== Data records ==

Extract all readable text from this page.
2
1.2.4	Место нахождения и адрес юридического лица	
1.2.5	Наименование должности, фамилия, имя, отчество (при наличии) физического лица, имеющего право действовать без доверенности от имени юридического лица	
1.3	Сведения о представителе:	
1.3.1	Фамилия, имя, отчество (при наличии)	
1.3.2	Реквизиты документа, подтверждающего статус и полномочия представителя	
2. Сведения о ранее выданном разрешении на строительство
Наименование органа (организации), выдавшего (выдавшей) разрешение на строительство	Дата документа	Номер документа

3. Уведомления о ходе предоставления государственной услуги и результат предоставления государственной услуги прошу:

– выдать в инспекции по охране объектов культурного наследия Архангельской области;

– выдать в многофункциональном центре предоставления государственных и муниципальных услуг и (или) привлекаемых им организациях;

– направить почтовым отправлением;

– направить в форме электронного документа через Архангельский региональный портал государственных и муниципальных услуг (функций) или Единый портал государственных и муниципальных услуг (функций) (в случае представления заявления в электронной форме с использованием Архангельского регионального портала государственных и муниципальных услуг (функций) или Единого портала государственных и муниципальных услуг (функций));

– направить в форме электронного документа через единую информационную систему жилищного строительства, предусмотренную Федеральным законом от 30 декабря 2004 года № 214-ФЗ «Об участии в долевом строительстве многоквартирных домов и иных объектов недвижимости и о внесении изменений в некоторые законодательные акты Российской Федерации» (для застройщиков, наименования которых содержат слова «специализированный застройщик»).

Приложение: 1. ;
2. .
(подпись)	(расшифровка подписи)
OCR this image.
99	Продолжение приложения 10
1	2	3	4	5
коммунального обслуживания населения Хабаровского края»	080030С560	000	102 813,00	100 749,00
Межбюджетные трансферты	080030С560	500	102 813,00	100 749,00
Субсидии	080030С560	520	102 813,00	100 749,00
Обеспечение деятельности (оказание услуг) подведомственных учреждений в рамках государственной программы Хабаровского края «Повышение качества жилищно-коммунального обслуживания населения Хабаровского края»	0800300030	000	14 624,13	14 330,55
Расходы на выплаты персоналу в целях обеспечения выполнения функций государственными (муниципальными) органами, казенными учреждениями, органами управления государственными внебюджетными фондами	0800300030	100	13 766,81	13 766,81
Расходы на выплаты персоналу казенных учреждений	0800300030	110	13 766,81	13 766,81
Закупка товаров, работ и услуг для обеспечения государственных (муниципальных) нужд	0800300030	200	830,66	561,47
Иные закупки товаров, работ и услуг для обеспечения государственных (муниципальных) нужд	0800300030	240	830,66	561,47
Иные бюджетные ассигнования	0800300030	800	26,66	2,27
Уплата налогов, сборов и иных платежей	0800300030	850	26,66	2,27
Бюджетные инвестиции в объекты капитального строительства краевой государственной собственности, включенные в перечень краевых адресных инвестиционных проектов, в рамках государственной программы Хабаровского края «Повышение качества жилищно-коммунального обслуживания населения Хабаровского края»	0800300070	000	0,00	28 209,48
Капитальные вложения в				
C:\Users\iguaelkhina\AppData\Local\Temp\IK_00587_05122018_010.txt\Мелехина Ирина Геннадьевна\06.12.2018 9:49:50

===

▶ Set task
Using the entries above, return each line that includes the word "программы".

▶ Response to the task
Обеспечение деятельности (оказание услуг) подведомственных учреждений в рамках государственной программы Хабаровского края «Повышение качества жилищно-коммунального обслуживания населения Хабаровского края»	0800300030	000	14 624,13	14 330,55
Бюджетные инвестиции в объекты капитального строительства краевой государственной собственности, включенные в перечень краевых адресных инвестиционных проектов, в рамках государственной программы Хабаровского края «Повышение качества жилищно-коммунального обслуживания населения Хабаровского края»	0800300070	000	0,00	28 209,48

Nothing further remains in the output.